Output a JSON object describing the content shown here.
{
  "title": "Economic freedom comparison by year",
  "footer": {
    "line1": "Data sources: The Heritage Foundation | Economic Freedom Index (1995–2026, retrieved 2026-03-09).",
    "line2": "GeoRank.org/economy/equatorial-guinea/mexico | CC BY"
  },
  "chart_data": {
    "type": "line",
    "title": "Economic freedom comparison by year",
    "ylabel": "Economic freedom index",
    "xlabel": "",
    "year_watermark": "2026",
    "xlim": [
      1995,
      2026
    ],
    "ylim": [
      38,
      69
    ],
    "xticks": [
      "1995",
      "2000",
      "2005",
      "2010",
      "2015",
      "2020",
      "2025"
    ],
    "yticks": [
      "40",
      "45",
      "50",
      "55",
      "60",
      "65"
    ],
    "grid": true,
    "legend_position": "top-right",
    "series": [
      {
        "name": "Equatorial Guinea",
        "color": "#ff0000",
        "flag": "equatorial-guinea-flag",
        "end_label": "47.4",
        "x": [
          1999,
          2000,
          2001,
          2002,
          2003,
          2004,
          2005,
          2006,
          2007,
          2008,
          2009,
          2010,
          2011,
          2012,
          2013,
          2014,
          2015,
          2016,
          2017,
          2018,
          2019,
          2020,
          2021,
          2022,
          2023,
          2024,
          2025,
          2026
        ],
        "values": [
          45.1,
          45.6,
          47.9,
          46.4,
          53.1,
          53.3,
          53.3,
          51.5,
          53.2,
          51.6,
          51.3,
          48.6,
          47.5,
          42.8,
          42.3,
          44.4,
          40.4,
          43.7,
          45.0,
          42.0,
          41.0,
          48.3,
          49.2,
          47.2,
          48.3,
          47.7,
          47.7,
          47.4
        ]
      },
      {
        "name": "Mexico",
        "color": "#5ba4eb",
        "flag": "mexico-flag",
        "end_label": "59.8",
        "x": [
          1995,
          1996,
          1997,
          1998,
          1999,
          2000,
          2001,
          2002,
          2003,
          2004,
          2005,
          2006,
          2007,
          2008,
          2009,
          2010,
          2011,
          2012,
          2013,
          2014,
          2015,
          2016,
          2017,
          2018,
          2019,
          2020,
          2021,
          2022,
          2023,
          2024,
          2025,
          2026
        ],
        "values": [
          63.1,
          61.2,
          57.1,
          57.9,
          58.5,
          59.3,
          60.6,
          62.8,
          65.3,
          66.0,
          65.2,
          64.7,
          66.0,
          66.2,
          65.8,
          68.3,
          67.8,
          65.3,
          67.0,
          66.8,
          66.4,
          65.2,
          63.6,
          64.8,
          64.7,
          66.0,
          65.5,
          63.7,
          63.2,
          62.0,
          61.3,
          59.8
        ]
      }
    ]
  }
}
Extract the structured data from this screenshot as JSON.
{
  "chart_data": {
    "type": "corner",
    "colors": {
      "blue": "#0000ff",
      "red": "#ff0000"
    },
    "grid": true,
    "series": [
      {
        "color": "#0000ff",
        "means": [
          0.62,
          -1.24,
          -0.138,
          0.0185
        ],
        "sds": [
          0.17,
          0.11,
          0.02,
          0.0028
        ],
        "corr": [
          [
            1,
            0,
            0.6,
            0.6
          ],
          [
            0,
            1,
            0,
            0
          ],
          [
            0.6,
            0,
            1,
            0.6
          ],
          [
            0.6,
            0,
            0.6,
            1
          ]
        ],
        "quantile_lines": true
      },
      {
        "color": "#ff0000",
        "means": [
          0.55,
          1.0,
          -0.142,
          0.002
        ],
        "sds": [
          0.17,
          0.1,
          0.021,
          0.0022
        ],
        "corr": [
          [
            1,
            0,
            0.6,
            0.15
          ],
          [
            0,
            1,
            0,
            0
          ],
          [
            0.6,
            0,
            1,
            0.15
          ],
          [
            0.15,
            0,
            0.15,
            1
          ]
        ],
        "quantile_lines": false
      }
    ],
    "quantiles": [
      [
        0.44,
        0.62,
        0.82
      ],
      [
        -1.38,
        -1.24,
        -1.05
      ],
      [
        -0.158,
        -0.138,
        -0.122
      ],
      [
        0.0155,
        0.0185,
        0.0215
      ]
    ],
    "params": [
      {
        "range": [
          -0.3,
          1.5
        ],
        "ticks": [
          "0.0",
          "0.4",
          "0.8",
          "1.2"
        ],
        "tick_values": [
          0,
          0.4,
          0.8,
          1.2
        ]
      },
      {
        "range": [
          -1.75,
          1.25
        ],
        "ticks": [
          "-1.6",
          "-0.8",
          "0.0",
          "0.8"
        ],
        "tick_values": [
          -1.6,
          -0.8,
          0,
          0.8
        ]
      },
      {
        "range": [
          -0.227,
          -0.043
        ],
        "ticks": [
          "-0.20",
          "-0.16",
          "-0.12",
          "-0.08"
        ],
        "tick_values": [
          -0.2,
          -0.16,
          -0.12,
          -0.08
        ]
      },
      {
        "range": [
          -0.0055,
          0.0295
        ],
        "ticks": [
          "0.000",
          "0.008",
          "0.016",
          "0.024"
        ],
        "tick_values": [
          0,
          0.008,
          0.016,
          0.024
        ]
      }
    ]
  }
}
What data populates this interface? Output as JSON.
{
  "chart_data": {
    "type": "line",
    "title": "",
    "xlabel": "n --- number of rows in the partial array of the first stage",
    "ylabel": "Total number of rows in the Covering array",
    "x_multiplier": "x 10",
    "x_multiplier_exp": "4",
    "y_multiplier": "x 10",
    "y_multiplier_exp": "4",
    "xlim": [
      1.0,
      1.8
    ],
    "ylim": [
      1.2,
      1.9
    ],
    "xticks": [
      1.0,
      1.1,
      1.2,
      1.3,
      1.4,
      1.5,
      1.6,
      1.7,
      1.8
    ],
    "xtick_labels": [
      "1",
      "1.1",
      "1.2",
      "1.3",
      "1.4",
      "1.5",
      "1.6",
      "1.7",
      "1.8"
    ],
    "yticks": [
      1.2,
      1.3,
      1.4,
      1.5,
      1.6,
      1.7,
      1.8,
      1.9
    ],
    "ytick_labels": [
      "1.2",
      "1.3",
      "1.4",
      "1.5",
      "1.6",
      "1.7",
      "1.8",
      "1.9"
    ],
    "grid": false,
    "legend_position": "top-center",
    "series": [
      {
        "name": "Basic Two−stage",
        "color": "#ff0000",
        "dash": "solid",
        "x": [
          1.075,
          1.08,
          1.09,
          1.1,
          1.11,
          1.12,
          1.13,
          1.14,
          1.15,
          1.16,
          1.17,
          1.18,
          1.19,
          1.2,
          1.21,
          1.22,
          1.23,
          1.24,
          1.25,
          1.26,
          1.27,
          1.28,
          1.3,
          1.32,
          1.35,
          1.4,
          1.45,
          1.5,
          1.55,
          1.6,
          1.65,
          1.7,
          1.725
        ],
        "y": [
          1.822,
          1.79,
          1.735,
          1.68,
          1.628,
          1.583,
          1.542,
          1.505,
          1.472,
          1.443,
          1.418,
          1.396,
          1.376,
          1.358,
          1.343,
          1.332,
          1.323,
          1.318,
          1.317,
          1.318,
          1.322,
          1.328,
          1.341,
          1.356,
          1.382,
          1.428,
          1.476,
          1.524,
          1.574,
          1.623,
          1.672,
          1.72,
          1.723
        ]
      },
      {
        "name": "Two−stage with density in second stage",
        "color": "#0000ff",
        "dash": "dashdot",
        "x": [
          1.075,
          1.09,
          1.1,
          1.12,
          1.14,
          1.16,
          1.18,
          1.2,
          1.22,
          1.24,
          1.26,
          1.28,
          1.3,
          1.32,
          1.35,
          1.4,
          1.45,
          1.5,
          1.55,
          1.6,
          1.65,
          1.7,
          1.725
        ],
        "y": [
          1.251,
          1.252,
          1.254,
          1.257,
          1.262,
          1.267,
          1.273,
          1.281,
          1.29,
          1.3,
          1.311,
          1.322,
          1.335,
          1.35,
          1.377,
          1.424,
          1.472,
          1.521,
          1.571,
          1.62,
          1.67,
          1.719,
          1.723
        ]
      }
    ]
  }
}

====

WRITTEN EXERCISE: Search the data for "stage". Copy every matching line.

TASK SOLUTION:
    "xlabel": "n --- number of rows in the partial array of the first stage",
        "name": "Basic Two−stage",
        "name": "Two−stage with density in second stage",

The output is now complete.